**Given passage:**
Can $1\underbrace{44\cdots4}_{n\text{ times}}$ be a perfect power in other bases?

Question

Can $1\underbrace{44\cdots4}_{n\text{ times}}$ be a perfect power in other bases?

Inspired from this question , I know that $144$ and $1444$ are the only perfect powers in base ten, but in other bases, are there any perfect powers that is form of $1\underbrace{44\cdots4}_{n\text{ times}}$?

I think that the base must be $\geq5$, since $1\underbrace{44\cdots4}_{n\text{ times}}$ contains the number four.

For instance, $144$ is a perfect square in every base, but I think that $1444$ is only a perfect square in base ten.

By using a base converter, $1444$ is not a perfect square in bases that are $3\pmod{4}$, since if $b\equiv3\pmod{4}$, then $1444_{b}\equiv3\pmod{4}$, and all perfect squares are $0, 1\pmod{4}$.

Also, based on this thread, there is generalization that a serd ending with $4444$ (i.e the no. of $4’s$ is more than $4$) cannot be a perfect square in bases that are $2\pmod{4}$.

I know that $1\underbrace{44\cdots4}_{n\text{ times}}$ cannot be a perfect cube or any higher prime power on even bases, as $2^{3}\nmid4444$.

So the only possibilities is that it can be a square in bases that are $1\pmod{4}$, or $2\pmod{4}$(as long as $n=3$ only), and higher odd prime perfect powers in bases that are $3\pmod{4}$.

Take note that the $n$ I’m considering is when $n\geq3$.

By using brute force, I checked the values of $n$ between $4$ up to $10^{4}$, but I was not successful.

Is there a base $b$(other than ten) where $1\underbrace{44\cdots4}_{n\text{ times}}$(where $n\geq3$) is a perfect power?

**Given information:**
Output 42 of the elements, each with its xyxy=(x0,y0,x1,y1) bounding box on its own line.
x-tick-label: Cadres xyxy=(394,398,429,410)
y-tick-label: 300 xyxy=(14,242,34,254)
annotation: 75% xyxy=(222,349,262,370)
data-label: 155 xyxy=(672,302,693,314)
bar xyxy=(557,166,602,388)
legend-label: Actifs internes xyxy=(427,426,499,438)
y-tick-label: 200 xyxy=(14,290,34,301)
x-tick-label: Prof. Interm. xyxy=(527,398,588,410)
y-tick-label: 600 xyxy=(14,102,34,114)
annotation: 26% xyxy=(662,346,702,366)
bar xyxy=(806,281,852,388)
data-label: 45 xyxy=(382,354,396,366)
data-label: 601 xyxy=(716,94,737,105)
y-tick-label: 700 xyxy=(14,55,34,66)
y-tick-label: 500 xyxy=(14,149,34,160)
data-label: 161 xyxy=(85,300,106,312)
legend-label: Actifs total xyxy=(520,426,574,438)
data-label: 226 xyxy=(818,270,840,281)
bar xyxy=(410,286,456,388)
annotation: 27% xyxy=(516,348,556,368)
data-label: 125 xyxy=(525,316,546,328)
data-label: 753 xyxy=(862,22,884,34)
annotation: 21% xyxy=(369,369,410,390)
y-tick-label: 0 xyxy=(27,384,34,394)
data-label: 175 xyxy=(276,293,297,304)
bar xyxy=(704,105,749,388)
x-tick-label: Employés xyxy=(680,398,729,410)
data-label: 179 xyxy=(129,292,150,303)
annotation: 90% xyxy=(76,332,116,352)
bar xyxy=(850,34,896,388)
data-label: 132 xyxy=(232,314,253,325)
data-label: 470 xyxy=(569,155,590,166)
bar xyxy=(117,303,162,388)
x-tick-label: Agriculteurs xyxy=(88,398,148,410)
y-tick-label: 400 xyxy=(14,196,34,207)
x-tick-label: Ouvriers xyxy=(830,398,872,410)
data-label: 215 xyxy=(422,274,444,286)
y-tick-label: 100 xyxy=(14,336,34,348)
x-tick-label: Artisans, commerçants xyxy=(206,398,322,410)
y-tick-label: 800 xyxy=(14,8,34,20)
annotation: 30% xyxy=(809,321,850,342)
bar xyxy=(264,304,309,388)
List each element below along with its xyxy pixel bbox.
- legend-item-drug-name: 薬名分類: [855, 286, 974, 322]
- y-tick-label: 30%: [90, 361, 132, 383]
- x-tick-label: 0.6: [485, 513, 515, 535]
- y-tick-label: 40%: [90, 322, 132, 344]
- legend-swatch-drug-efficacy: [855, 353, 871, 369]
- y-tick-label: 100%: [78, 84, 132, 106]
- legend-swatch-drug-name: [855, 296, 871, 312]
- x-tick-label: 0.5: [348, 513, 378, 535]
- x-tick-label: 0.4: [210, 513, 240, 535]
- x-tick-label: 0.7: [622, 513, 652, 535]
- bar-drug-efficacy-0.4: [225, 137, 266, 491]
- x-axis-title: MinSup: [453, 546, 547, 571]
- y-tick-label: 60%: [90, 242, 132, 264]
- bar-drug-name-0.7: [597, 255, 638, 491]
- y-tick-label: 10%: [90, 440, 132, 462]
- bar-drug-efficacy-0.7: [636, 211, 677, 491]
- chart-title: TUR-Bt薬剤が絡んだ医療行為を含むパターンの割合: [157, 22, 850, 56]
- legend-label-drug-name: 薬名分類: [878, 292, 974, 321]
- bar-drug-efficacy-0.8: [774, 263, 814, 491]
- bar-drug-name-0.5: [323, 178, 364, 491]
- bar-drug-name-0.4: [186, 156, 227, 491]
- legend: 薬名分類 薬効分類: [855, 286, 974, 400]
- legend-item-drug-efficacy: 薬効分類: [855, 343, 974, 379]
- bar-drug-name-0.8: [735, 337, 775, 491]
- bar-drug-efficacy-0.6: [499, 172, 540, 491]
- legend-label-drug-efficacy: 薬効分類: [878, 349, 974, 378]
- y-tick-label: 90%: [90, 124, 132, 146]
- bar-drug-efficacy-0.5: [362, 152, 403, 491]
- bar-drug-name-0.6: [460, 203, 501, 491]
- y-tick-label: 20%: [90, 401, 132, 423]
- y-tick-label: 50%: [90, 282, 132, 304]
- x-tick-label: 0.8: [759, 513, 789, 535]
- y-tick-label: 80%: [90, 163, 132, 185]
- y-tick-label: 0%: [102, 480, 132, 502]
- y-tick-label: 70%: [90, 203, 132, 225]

**To do:**
For each statement, say whether it agrees with the post about perfect powers in other bases. Answer yes or no, and quote the deciding words from the post.
1. The writer considers 144 a perfect square in every base.
2. The brute-force search covered values of n up to one million.
3. The writer thinks the base has to be at least 5.
The lines above come from a different source than the post.

**Problem solution:**
1. Yes: "$144$ is a perfect square in every base"
2. No: "I checked the values of $n$ between $4$ up to $10^{4}$, but I was not successful."
3. Yes: "I think that the base must be $\geq5$"